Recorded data

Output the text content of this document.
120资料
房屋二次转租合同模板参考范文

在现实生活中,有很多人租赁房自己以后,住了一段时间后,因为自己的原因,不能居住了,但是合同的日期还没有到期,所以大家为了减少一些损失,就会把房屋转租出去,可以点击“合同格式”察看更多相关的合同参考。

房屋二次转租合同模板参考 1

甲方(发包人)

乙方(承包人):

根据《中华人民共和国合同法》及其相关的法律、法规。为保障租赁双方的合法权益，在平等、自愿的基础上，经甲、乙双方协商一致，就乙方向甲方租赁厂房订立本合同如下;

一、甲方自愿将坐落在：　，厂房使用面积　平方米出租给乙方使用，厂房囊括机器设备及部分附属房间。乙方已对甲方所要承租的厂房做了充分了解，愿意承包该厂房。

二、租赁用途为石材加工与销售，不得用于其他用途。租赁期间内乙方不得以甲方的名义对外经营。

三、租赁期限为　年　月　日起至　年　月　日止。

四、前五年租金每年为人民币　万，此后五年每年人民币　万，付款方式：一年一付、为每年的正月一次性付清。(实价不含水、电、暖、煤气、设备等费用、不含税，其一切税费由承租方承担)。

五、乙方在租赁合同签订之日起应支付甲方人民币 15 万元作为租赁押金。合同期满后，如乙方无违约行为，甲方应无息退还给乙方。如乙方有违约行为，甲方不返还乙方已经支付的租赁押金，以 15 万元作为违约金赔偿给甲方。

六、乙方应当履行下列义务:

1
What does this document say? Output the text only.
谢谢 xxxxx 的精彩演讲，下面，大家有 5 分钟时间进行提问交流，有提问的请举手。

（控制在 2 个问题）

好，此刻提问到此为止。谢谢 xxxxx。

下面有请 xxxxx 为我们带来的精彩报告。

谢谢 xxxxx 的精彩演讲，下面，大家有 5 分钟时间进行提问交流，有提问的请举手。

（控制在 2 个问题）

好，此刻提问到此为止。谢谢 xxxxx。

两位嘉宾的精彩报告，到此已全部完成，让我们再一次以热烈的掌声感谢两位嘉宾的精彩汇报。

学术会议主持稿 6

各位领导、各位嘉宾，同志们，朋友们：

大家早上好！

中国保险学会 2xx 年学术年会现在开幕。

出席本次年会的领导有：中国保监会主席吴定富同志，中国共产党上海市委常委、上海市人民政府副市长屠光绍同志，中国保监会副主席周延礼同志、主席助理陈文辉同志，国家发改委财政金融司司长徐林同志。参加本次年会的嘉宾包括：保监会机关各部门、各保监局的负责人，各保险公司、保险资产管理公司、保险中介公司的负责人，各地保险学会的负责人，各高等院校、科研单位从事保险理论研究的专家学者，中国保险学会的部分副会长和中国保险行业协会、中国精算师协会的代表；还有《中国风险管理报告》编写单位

YOUR OBJECTIVE
The full set of records should be duplicated exactly.

IN RESPONSE
Output the text content of this document.
120资料
房屋二次转租合同模板参考范文

在现实生活中,有很多人租赁房自己以后,住了一段时间后,因为自己的原因,不能居住了,但是合同的日期还没有到期,所以大家为了减少一些损失,就会把房屋转租出去,可以点击“合同格式”察看更多相关的合同参考。

房屋二次转租合同模板参考 1

甲方(发包人)

乙方(承包人):

根据《中华人民共和国合同法》及其相关的法律、法规。为保障租赁双方的合法权益，在平等、自愿的基础上，经甲、乙双方协商一致，就乙方向甲方租赁厂房订立本合同如下;

一、甲方自愿将坐落在：　，厂房使用面积　平方米出租给乙方使用，厂房囊括机器设备及部分附属房间。乙方已对甲方所要承租的厂房做了充分了解，愿意承包该厂房。

二、租赁用途为石材加工与销售，不得用于其他用途。租赁期间内乙方不得以甲方的名义对外经营。

三、租赁期限为　年　月　日起至　年　月　日止。

四、前五年租金每年为人民币　万，此后五年每年人民币　万，付款方式：一年一付、为每年的正月一次性付清。(实价不含水、电、暖、煤气、设备等费用、不含税，其一切税费由承租方承担)。

五、乙方在租赁合同签订之日起应支付甲方人民币 15 万元作为租赁押金。合同期满后，如乙方无违约行为，甲方应无息退还给乙方。如乙方有违约行为，甲方不返还乙方已经支付的租赁押金，以 15 万元作为违约金赔偿给甲方。

六、乙方应当履行下列义务:

1
What does this document say? Output the text only.
谢谢 xxxxx 的精彩演讲，下面，大家有 5 分钟时间进行提问交流，有提问的请举手。

（控制在 2 个问题）

好，此刻提问到此为止。谢谢 xxxxx。

下面有请 xxxxx 为我们带来的精彩报告。

谢谢 xxxxx 的精彩演讲，下面，大家有 5 分钟时间进行提问交流，有提问的请举手。

（控制在 2 个问题）

好，此刻提问到此为止。谢谢 xxxxx。

两位嘉宾的精彩报告，到此已全部完成，让我们再一次以热烈的掌声感谢两位嘉宾的精彩汇报。

学术会议主持稿 6

各位领导、各位嘉宾，同志们，朋友们：

大家早上好！

中国保险学会 2xx 年学术年会现在开幕。

出席本次年会的领导有：中国保监会主席吴定富同志，中国共产党上海市委常委、上海市人民政府副市长屠光绍同志，中国保监会副主席周延礼同志、主席助理陈文辉同志，国家发改委财政金融司司长徐林同志。参加本次年会的嘉宾包括：保监会机关各部门、各保监局的负责人，各保险公司、保险资产管理公司、保险中介公司的负责人，各地保险学会的负责人，各高等院校、科研单位从事保险理论研究的专家学者，中国保险学会的部分副会长和中国保险行业协会、中国精算师协会的代表；还有《中国风险管理报告》编写单位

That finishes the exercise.